— START Provided information —
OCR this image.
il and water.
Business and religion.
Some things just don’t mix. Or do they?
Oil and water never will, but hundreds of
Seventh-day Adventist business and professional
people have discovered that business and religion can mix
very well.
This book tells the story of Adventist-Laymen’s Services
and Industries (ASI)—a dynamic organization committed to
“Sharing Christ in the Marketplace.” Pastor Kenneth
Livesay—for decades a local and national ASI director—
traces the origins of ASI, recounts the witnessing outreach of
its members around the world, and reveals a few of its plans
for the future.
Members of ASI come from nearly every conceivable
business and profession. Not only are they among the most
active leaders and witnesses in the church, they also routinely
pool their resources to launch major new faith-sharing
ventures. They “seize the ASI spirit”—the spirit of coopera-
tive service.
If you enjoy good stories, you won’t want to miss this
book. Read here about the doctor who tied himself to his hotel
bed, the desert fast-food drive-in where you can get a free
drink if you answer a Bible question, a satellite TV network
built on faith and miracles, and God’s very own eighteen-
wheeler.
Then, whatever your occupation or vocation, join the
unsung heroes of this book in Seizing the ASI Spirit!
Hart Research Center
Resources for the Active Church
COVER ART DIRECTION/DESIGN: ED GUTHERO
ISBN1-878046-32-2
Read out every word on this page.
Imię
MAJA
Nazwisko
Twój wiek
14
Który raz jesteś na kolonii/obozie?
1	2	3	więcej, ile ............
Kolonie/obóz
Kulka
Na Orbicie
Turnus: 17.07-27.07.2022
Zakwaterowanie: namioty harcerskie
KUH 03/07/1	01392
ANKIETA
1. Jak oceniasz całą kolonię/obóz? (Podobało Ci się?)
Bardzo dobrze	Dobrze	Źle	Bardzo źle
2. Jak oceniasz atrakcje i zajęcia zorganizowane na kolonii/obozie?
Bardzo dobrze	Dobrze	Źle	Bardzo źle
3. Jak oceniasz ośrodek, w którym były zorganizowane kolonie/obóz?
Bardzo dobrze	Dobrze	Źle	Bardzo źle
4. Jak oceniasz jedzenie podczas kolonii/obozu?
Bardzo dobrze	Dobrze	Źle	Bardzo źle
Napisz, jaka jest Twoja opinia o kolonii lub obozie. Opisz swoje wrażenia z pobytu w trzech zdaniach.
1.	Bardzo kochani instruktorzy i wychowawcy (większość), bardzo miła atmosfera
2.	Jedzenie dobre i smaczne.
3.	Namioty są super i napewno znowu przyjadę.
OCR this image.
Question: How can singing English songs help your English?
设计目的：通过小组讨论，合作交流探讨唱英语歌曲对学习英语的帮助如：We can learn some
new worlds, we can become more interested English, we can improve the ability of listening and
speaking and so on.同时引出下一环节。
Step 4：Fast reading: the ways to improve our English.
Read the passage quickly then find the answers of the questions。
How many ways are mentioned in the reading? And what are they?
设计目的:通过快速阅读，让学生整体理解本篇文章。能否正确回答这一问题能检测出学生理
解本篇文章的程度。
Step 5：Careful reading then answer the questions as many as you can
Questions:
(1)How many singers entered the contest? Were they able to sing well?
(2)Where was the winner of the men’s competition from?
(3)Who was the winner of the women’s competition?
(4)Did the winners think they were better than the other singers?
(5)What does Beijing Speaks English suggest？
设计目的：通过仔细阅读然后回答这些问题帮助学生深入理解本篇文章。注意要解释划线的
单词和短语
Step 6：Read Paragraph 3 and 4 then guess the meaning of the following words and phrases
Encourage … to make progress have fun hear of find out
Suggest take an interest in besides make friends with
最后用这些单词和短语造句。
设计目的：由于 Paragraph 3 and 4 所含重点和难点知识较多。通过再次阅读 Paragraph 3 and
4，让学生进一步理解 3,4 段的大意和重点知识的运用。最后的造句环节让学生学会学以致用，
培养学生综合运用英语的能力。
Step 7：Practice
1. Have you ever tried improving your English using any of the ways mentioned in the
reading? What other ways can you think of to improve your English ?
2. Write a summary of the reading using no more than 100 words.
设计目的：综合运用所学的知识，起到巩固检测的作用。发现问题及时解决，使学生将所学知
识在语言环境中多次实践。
— END Provided information —
Please repeat the material above, word for word and in full.

OCR this image.
il and water.
Business and religion.
Some things just don’t mix. Or do they?
Oil and water never will, but hundreds of
Seventh-day Adventist business and professional
people have discovered that business and religion can mix
very well.
This book tells the story of Adventist-Laymen’s Services
and Industries (ASI)—a dynamic organization committed to
“Sharing Christ in the Marketplace.” Pastor Kenneth
Livesay—for decades a local and national ASI director—
traces the origins of ASI, recounts the witnessing outreach of
its members around the world, and reveals a few of its plans
for the future.
Members of ASI come from nearly every conceivable
business and profession. Not only are they among the most
active leaders and witnesses in the church, they also routinely
pool their resources to launch major new faith-sharing
ventures. They “seize the ASI spirit”—the spirit of coopera-
tive service.
If you enjoy good stories, you won’t want to miss this
book. Read here about the doctor who tied himself to his hotel
bed, the desert fast-food drive-in where you can get a free
drink if you answer a Bible question, a satellite TV network
built on faith and miracles, and God’s very own eighteen-
wheeler.
Then, whatever your occupation or vocation, join the
unsung heroes of this book in Seizing the ASI Spirit!
Hart Research Center
Resources for the Active Church
COVER ART DIRECTION/DESIGN: ED GUTHERO
ISBN1-878046-32-2
Read out every word on this page.
Imię
MAJA
Nazwisko
Twój wiek
14
Który raz jesteś na kolonii/obozie?
1	2	3	więcej, ile ............
Kolonie/obóz
Kulka
Na Orbicie
Turnus: 17.07-27.07.2022
Zakwaterowanie: namioty harcerskie
KUH 03/07/1	01392
ANKIETA
1. Jak oceniasz całą kolonię/obóz? (Podobało Ci się?)
Bardzo dobrze	Dobrze	Źle	Bardzo źle
2. Jak oceniasz atrakcje i zajęcia zorganizowane na kolonii/obozie?
Bardzo dobrze	Dobrze	Źle	Bardzo źle
3. Jak oceniasz ośrodek, w którym były zorganizowane kolonie/obóz?
Bardzo dobrze	Dobrze	Źle	Bardzo źle
4. Jak oceniasz jedzenie podczas kolonii/obozu?
Bardzo dobrze	Dobrze	Źle	Bardzo źle
Napisz, jaka jest Twoja opinia o kolonii lub obozie. Opisz swoje wrażenia z pobytu w trzech zdaniach.
1.	Bardzo kochani instruktorzy i wychowawcy (większość), bardzo miła atmosfera
2.	Jedzenie dobre i smaczne.
3.	Namioty są super i napewno znowu przyjadę.
OCR this image.
Question: How can singing English songs help your English?
设计目的：通过小组讨论，合作交流探讨唱英语歌曲对学习英语的帮助如：We can learn some
new worlds, we can become more interested English, we can improve the ability of listening and
speaking and so on.同时引出下一环节。
Step 4：Fast reading: the ways to improve our English.
Read the passage quickly then find the answers of the questions。
How many ways are mentioned in the reading? And what are they?
设计目的:通过快速阅读，让学生整体理解本篇文章。能否正确回答这一问题能检测出学生理
解本篇文章的程度。
Step 5：Careful reading then answer the questions as many as you can
Questions:
(1)How many singers entered the contest? Were they able to sing well?
(2)Where was the winner of the men’s competition from?
(3)Who was the winner of the women’s competition?
(4)Did the winners think they were better than the other singers?
(5)What does Beijing Speaks English suggest？
设计目的：通过仔细阅读然后回答这些问题帮助学生深入理解本篇文章。注意要解释划线的
单词和短语
Step 6：Read Paragraph 3 and 4 then guess the meaning of the following words and phrases
Encourage … to make progress have fun hear of find out
Suggest take an interest in besides make friends with
最后用这些单词和短语造句。
设计目的：由于 Paragraph 3 and 4 所含重点和难点知识较多。通过再次阅读 Paragraph 3 and
4，让学生进一步理解 3,4 段的大意和重点知识的运用。最后的造句环节让学生学会学以致用，
培养学生综合运用英语的能力。
Step 7：Practice
1. Have you ever tried improving your English using any of the ways mentioned in the
reading? What other ways can you think of to improve your English ?
2. Write a summary of the reading using no more than 100 words.
设计目的：综合运用所学的知识，起到巩固检测的作用。发现问题及时解决，使学生将所学知
识在语言环境中多次实践。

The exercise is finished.